• TASK PROMPT: Change every "value-cell" in the lines below to "data-cell" and reproduce the lines with nothing else altered.

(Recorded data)
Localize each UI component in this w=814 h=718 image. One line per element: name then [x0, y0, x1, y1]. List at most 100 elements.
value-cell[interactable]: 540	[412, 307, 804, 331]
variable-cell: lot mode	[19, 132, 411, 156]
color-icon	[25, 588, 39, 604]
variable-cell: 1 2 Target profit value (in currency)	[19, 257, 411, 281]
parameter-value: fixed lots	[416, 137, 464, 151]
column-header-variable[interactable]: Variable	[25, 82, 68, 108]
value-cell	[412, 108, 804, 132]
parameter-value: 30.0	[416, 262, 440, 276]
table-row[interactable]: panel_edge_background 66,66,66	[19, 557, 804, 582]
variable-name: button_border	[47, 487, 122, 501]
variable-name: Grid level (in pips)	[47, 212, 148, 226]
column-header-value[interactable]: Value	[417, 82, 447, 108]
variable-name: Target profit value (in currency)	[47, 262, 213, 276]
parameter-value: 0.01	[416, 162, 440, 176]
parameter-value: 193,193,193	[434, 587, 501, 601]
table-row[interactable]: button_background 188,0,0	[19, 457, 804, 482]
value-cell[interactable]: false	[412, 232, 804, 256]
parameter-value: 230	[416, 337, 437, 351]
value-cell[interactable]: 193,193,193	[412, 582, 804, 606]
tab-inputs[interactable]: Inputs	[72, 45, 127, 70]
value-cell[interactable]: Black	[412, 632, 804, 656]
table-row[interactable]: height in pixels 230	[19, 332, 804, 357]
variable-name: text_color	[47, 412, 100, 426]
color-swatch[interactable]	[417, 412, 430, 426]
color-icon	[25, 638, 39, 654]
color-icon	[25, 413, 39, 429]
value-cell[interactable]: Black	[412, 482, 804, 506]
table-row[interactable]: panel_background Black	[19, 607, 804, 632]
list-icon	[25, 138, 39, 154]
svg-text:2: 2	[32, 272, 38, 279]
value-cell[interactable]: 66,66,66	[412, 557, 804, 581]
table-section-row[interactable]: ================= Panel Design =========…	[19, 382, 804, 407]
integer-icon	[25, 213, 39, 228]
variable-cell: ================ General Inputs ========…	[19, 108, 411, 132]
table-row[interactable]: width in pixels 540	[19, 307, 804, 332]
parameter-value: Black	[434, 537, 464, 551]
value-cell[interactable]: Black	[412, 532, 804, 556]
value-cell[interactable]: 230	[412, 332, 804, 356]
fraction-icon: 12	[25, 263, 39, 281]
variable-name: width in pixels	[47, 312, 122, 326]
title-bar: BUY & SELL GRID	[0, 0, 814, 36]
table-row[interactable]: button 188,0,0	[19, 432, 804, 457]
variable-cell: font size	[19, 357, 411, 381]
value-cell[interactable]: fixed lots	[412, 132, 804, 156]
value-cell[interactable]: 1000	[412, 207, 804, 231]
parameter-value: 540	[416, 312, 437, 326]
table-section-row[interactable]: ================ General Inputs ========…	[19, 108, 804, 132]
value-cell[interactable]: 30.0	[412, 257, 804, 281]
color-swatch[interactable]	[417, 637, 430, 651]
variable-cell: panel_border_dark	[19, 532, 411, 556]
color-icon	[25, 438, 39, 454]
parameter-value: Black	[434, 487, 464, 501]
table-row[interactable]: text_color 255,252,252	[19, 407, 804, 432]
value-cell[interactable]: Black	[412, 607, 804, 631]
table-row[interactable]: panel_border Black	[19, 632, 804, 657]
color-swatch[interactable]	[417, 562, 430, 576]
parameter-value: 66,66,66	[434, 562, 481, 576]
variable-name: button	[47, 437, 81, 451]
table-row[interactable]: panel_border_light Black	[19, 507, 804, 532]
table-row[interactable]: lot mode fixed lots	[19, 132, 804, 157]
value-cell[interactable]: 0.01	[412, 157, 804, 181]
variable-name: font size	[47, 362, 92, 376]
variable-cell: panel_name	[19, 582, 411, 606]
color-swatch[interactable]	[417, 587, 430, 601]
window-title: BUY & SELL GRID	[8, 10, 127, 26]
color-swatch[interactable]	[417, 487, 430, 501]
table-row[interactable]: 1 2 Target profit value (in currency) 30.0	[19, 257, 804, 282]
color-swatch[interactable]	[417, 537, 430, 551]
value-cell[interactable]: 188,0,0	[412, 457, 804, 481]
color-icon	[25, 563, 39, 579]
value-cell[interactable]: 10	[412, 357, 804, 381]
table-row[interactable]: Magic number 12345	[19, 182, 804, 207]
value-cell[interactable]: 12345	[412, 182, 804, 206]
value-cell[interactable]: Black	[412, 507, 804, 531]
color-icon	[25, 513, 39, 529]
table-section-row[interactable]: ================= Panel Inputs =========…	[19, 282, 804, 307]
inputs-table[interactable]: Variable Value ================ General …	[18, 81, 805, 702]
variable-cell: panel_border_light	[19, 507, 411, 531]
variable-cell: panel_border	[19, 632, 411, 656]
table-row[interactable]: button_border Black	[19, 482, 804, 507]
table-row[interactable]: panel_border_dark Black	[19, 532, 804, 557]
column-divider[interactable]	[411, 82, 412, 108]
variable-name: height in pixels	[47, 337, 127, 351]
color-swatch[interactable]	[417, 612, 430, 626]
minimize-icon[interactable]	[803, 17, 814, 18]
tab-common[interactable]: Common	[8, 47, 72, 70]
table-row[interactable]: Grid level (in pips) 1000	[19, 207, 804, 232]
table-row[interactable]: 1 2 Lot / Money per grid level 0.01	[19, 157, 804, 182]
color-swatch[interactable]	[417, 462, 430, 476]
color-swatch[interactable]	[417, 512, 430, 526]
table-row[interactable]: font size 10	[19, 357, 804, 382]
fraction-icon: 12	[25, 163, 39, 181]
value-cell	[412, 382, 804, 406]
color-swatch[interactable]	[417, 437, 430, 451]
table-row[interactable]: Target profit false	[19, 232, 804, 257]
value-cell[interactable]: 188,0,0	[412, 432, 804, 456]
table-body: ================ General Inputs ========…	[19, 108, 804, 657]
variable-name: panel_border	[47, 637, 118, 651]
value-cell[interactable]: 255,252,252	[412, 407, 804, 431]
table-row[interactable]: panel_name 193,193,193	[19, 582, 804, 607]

• OUTPUT FOR THIS EXERCISE:
Localize each UI component in this w=814 h=718 image. One line per element: name then [x0, y0, x1, y1]. List at most 100 elements.
data-cell[interactable]: 540	[412, 307, 804, 331]
variable-cell: lot mode	[19, 132, 411, 156]
color-icon	[25, 588, 39, 604]
variable-cell: 1 2 Target profit value (in currency)	[19, 257, 411, 281]
parameter-value: fixed lots	[416, 137, 464, 151]
column-header-variable[interactable]: Variable	[25, 82, 68, 108]
data-cell	[412, 108, 804, 132]
parameter-value: 30.0	[416, 262, 440, 276]
table-row[interactable]: panel_edge_background 66,66,66	[19, 557, 804, 582]
variable-name: button_border	[47, 487, 122, 501]
variable-name: Grid level (in pips)	[47, 212, 148, 226]
column-header-value[interactable]: Value	[417, 82, 447, 108]
variable-name: Target profit value (in currency)	[47, 262, 213, 276]
parameter-value: 0.01	[416, 162, 440, 176]
parameter-value: 193,193,193	[434, 587, 501, 601]
table-row[interactable]: button_background 188,0,0	[19, 457, 804, 482]
data-cell[interactable]: false	[412, 232, 804, 256]
parameter-value: 230	[416, 337, 437, 351]
data-cell[interactable]: 193,193,193	[412, 582, 804, 606]
tab-inputs[interactable]: Inputs	[72, 45, 127, 70]
data-cell[interactable]: Black	[412, 632, 804, 656]
table-row[interactable]: height in pixels 230	[19, 332, 804, 357]
variable-name: text_color	[47, 412, 100, 426]
color-swatch[interactable]	[417, 412, 430, 426]
color-icon	[25, 638, 39, 654]
color-icon	[25, 413, 39, 429]
data-cell[interactable]: Black	[412, 482, 804, 506]
table-row[interactable]: panel_background Black	[19, 607, 804, 632]
list-icon	[25, 138, 39, 154]
svg-text:2: 2	[32, 272, 38, 279]
data-cell[interactable]: 66,66,66	[412, 557, 804, 581]
table-section-row[interactable]: ================= Panel Design =========…	[19, 382, 804, 407]
integer-icon	[25, 213, 39, 228]
variable-cell: ================ General Inputs ========…	[19, 108, 411, 132]
table-row[interactable]: width in pixels 540	[19, 307, 804, 332]
parameter-value: Black	[434, 537, 464, 551]
data-cell[interactable]: Black	[412, 532, 804, 556]
data-cell[interactable]: 230	[412, 332, 804, 356]
fraction-icon: 12	[25, 263, 39, 281]
variable-name: width in pixels	[47, 312, 122, 326]
title-bar: BUY & SELL GRID	[0, 0, 814, 36]
table-row[interactable]: button 188,0,0	[19, 432, 804, 457]
variable-cell: font size	[19, 357, 411, 381]
data-cell[interactable]: fixed lots	[412, 132, 804, 156]
data-cell[interactable]: 1000	[412, 207, 804, 231]
parameter-value: 540	[416, 312, 437, 326]
table-section-row[interactable]: ================ General Inputs ========…	[19, 108, 804, 132]
data-cell[interactable]: 30.0	[412, 257, 804, 281]
color-swatch[interactable]	[417, 637, 430, 651]
variable-cell: panel_border_dark	[19, 532, 411, 556]
color-icon	[25, 438, 39, 454]
parameter-value: Black	[434, 487, 464, 501]
table-row[interactable]: text_color 255,252,252	[19, 407, 804, 432]
data-cell[interactable]: Black	[412, 607, 804, 631]
table-row[interactable]: panel_border Black	[19, 632, 804, 657]
color-swatch[interactable]	[417, 562, 430, 576]
parameter-value: 66,66,66	[434, 562, 481, 576]
variable-name: button	[47, 437, 81, 451]
table-row[interactable]: panel_border_light Black	[19, 507, 804, 532]
table-row[interactable]: lot mode fixed lots	[19, 132, 804, 157]
data-cell[interactable]: 0.01	[412, 157, 804, 181]
variable-name: font size	[47, 362, 92, 376]
variable-cell: panel_name	[19, 582, 411, 606]
color-swatch[interactable]	[417, 587, 430, 601]
window-title: BUY & SELL GRID	[8, 10, 127, 26]
color-swatch[interactable]	[417, 487, 430, 501]
table-row[interactable]: 1 2 Target profit value (in currency) 30.0	[19, 257, 804, 282]
color-swatch[interactable]	[417, 537, 430, 551]
data-cell[interactable]: 188,0,0	[412, 457, 804, 481]
color-icon	[25, 563, 39, 579]
data-cell[interactable]: 10	[412, 357, 804, 381]
table-row[interactable]: Magic number 12345	[19, 182, 804, 207]
data-cell[interactable]: 12345	[412, 182, 804, 206]
data-cell[interactable]: Black	[412, 507, 804, 531]
color-icon	[25, 513, 39, 529]
table-section-row[interactable]: ================= Panel Inputs =========…	[19, 282, 804, 307]
inputs-table[interactable]: Variable Value ================ General …	[18, 81, 805, 702]
variable-cell: panel_border_light	[19, 507, 411, 531]
variable-cell: panel_border	[19, 632, 411, 656]
table-row[interactable]: button_border Black	[19, 482, 804, 507]
table-row[interactable]: panel_border_dark Black	[19, 532, 804, 557]
column-divider[interactable]	[411, 82, 412, 108]
variable-name: height in pixels	[47, 337, 127, 351]
color-swatch[interactable]	[417, 612, 430, 626]
minimize-icon[interactable]	[803, 17, 814, 18]
tab-common[interactable]: Common	[8, 47, 72, 70]
table-row[interactable]: Grid level (in pips) 1000	[19, 207, 804, 232]
table-row[interactable]: 1 2 Lot / Money per grid level 0.01	[19, 157, 804, 182]
color-swatch[interactable]	[417, 462, 430, 476]
color-swatch[interactable]	[417, 512, 430, 526]
table-row[interactable]: font size 10	[19, 357, 804, 382]
fraction-icon: 12	[25, 163, 39, 181]
data-cell	[412, 382, 804, 406]
color-swatch[interactable]	[417, 437, 430, 451]
table-row[interactable]: Target profit false	[19, 232, 804, 257]
data-cell[interactable]: 188,0,0	[412, 432, 804, 456]
table-body: ================ General Inputs ========…	[19, 108, 804, 657]
variable-name: panel_border	[47, 637, 118, 651]
data-cell[interactable]: 255,252,252	[412, 407, 804, 431]
table-row[interactable]: panel_name 193,193,193	[19, 582, 804, 607]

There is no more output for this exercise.